_PROMPT_
How many lines of these entries hold the string "content"? Answer with the number alone.

_DATA FOR THIS TASK_

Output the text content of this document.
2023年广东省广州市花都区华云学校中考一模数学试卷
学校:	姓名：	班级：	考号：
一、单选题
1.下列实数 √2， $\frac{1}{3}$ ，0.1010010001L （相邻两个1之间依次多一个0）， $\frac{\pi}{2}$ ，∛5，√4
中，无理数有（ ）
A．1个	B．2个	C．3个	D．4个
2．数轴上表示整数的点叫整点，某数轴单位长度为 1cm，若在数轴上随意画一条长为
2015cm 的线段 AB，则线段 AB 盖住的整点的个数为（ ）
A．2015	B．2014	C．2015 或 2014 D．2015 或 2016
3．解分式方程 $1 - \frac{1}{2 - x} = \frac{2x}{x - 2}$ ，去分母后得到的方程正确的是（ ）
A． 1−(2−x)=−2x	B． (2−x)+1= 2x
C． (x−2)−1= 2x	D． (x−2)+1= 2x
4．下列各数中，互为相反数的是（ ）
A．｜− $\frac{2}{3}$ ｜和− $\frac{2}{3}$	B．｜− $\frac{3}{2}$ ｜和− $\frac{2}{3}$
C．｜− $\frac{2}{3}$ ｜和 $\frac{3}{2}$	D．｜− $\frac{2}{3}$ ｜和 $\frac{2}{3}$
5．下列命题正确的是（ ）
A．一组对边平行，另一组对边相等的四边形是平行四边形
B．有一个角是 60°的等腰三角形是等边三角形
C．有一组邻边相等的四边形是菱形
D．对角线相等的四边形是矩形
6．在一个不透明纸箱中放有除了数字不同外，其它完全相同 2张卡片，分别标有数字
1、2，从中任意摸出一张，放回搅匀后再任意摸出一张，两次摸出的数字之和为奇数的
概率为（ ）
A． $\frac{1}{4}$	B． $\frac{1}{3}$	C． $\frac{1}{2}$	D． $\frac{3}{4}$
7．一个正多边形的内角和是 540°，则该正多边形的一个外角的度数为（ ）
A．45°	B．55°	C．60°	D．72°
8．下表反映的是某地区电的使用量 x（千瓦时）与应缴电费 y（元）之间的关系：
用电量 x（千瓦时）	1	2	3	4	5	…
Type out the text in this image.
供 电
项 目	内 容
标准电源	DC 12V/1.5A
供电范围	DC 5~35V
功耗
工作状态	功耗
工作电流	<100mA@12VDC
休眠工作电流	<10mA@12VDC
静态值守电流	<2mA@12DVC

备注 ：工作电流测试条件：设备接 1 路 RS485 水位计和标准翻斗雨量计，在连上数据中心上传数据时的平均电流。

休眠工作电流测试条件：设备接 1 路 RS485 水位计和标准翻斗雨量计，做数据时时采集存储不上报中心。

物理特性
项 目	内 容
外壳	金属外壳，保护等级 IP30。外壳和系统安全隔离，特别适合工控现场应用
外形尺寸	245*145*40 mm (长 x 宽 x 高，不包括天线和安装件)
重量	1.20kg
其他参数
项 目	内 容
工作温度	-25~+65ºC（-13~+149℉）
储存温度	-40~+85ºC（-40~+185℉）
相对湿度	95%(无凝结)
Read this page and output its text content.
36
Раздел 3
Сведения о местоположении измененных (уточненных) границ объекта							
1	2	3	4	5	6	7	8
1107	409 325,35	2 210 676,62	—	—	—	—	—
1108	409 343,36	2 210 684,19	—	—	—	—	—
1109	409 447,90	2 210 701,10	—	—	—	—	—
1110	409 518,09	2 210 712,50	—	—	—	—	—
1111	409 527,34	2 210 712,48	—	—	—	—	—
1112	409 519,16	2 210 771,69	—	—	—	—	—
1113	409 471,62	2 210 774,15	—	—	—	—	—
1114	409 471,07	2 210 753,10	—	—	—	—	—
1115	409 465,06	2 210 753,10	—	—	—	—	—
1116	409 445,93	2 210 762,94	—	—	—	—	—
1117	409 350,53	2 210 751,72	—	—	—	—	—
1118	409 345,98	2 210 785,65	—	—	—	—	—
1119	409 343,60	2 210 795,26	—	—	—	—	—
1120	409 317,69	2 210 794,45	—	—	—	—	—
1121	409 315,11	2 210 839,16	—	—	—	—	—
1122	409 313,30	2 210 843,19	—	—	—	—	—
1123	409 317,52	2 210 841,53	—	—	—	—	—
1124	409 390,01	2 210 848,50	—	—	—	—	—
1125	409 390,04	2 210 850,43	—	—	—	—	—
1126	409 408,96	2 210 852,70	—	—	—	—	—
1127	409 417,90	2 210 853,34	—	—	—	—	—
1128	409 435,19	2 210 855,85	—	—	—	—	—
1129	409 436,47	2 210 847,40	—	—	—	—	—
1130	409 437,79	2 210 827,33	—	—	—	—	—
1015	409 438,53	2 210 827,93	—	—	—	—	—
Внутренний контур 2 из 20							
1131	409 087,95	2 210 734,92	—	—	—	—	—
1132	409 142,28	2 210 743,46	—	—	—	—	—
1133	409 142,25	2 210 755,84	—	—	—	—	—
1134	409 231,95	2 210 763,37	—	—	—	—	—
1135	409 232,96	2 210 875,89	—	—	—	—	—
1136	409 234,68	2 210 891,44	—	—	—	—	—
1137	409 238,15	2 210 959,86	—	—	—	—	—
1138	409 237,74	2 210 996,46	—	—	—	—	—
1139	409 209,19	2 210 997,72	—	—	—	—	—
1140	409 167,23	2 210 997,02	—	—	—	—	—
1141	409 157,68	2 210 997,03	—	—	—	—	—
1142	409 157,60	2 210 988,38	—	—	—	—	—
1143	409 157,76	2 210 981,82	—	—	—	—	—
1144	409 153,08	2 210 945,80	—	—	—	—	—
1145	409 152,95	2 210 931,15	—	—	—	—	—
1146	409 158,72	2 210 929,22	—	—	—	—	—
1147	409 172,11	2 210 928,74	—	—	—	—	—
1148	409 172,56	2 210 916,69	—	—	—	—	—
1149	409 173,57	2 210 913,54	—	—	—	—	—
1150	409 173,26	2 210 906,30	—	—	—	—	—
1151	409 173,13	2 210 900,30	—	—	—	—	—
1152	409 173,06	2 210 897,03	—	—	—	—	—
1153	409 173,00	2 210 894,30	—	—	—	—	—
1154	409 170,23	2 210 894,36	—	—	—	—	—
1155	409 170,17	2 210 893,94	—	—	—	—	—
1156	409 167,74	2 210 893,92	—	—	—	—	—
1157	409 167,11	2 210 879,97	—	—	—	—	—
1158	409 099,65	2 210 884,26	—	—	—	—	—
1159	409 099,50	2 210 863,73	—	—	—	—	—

_FULL RESPONSE_
2